Será tarea de los lectores averiguarlo.

- ADIÓS A LA DINASTÍA DE LOS ZORROS –

El viaje de Lucio Mansilla se publicó por entregas en el diario La Tribuna y bajo el formato de cartas dirigidas a su amigo Santiago Arcos, quien por entonces residía en España.

Comenzaron a publicarse el 20 de mayo de 1870, pero se interrumpieron en septiembre del mismo año. Héctor Varela, director del diario, recopiló las cartas publicadas más otras cuatro finales y completó en 1871 la primera edición del libro bajo el nombre Una excursión a los indios ranqueles.

En 1875 Mansilla recibió el primer premio en el Congreso Geográfico Internacional de París. Una segunda edición de su obra se publicó en 1877 en Leipzig, Alemania, como parte de una colección de autores de lengua española. Una tercera fue publicada en 1890 por Juan Alsina. Llevaba un prólogo de Daniel García Mansilla, escritor, diplomático y sobrino del autor.

Desde entonces las reediciones del libro se cuentan por docenas. Para no pocos estudiosos se trataría del verdadero clásico fundador de la literatura argentina, a la altura de grandes obras como Martín Fierro de José Hernández o Facundo de Domingo Faustino Sarmiento.

No fue —desde luego— Mansilla el primero en ocuparse del tema de la otredad (o del “indio”) en la literatura argentina. Antes lo hizo la generación del 35 a través de autores como Esteban Echeverría (El matadero, 1840; La cautiva, 1837), en donde ya se plantea el binomio civilización/barbarie desarrollado más tarde por Sarmiento.

┄┄┄┄┄┄┄┄┄┄

**TAREA A**
Por favor, repite tal cual las entradas, desde la que contiene "Point (89, 705, 111, 719)" hasta la que contiene "Point (73, 697, 96, 711)", ambas incluidas.
Las entradas no guardan ninguna relación con el fragmento.

┄┄┄┄┄┄┄┄┄┄

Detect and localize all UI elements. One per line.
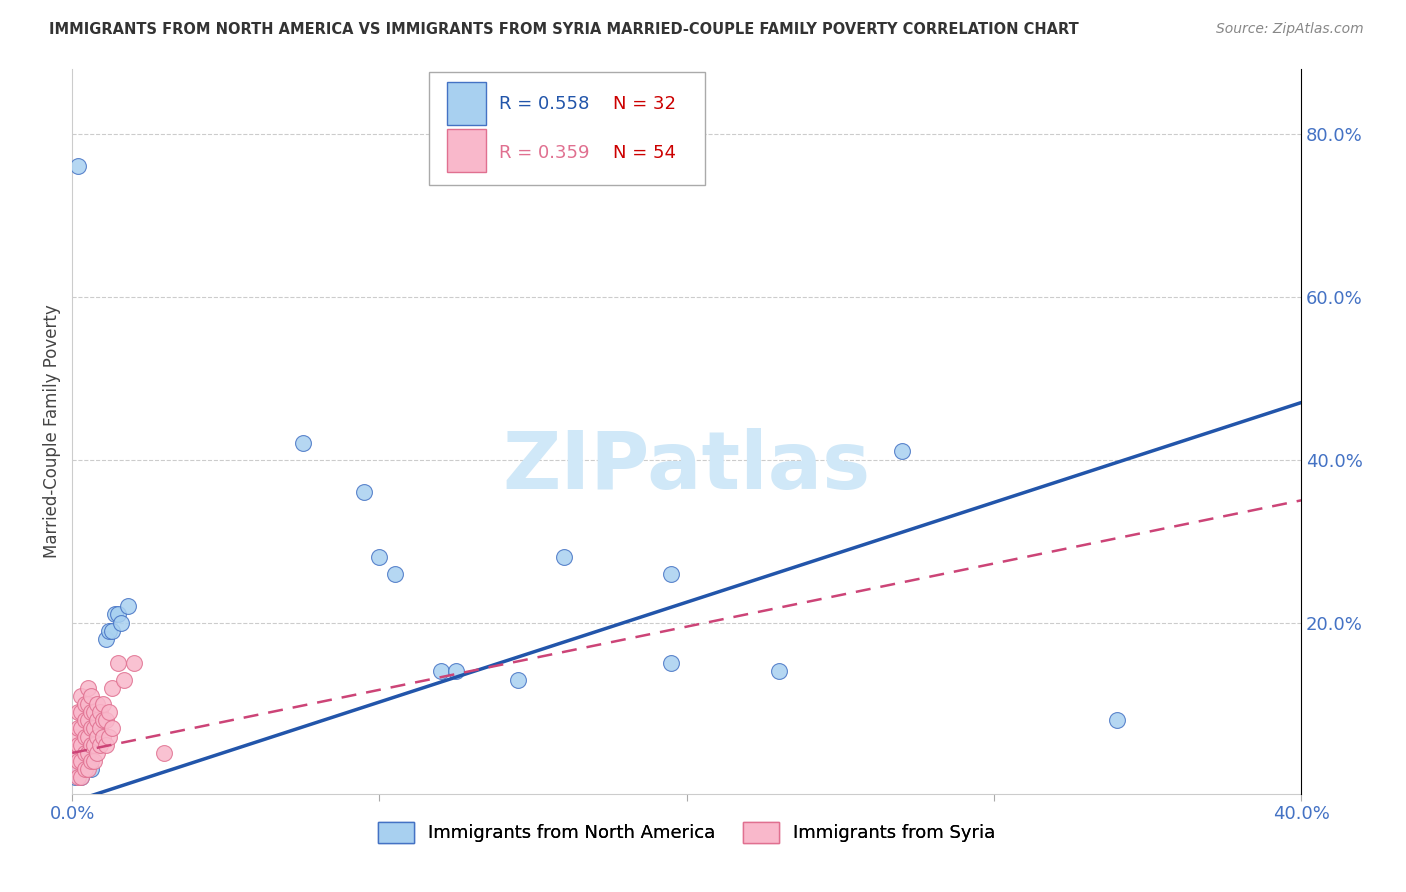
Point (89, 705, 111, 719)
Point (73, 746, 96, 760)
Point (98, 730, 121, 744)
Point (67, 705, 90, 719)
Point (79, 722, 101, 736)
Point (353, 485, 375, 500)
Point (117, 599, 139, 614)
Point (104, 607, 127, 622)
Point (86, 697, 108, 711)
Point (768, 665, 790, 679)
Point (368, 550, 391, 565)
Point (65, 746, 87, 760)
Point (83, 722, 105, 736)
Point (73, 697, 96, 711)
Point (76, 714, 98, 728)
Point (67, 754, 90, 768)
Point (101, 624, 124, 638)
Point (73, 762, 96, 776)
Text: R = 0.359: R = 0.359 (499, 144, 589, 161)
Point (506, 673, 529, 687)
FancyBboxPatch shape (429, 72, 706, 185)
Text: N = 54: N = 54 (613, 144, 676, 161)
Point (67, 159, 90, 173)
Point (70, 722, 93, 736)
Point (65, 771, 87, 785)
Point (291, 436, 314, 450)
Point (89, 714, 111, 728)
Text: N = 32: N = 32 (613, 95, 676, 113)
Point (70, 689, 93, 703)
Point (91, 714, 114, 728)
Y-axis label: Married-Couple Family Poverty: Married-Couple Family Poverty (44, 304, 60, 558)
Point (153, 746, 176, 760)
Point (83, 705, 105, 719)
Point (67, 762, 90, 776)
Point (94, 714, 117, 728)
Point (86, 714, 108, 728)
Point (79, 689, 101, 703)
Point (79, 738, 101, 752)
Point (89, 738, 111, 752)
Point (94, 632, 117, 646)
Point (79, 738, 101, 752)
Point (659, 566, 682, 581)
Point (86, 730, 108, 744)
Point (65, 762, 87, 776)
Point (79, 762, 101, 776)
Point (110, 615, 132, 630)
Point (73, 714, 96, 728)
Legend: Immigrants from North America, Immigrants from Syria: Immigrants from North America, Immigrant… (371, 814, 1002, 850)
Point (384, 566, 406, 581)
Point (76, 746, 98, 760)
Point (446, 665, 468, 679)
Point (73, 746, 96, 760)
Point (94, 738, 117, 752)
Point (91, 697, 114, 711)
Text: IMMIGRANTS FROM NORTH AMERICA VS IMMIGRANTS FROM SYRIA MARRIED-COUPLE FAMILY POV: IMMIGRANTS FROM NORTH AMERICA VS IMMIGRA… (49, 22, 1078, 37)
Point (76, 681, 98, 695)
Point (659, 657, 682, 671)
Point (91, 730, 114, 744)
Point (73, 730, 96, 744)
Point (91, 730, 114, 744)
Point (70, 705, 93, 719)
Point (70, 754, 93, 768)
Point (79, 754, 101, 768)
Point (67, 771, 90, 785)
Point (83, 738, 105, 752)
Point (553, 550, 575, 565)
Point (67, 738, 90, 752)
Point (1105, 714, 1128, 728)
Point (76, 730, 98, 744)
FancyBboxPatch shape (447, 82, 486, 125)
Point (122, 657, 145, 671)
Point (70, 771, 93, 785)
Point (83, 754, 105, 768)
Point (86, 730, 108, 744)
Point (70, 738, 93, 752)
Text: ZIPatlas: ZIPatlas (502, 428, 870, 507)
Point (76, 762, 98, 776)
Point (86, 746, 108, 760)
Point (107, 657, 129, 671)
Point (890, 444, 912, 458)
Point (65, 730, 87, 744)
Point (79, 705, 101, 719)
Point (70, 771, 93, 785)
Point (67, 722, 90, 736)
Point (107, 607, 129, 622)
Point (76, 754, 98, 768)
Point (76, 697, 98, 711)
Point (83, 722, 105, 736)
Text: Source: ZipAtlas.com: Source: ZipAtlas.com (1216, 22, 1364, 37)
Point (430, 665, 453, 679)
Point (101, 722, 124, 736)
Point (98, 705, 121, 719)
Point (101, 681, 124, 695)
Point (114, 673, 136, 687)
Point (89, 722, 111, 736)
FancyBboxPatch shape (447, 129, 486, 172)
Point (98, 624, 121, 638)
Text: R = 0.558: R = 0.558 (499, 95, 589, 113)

┄┄┄┄┄┄┄┄┄┄

**TAREA B**
Duplica sin ningún cambio el tramo del fragmento que va desde "Desde entonces las" hasta "Domingo Faustino Sarmiento.".

**RESPUESTA CORRECTA A**
Point (89, 705, 111, 719)
Point (73, 746, 96, 760)
Point (98, 730, 121, 744)
Point (67, 705, 90, 719)
Point (79, 722, 101, 736)
Point (353, 485, 375, 500)
Point (117, 599, 139, 614)
Point (104, 607, 127, 622)
Point (86, 697, 108, 711)
Point (768, 665, 790, 679)
Point (368, 550, 391, 565)
Point (65, 746, 87, 760)
Point (83, 722, 105, 736)
Point (73, 697, 96, 711)

**RESPUESTA CORRECTA B**
Desde entonces las reediciones del libro se cuentan por docenas. Para no pocos estudiosos se trataría del verdadero clásico fundador de la literatura argentina, a la altura de grandes obras como Martín Fierro de José Hernández o Facundo de Domingo Faustino Sarmiento.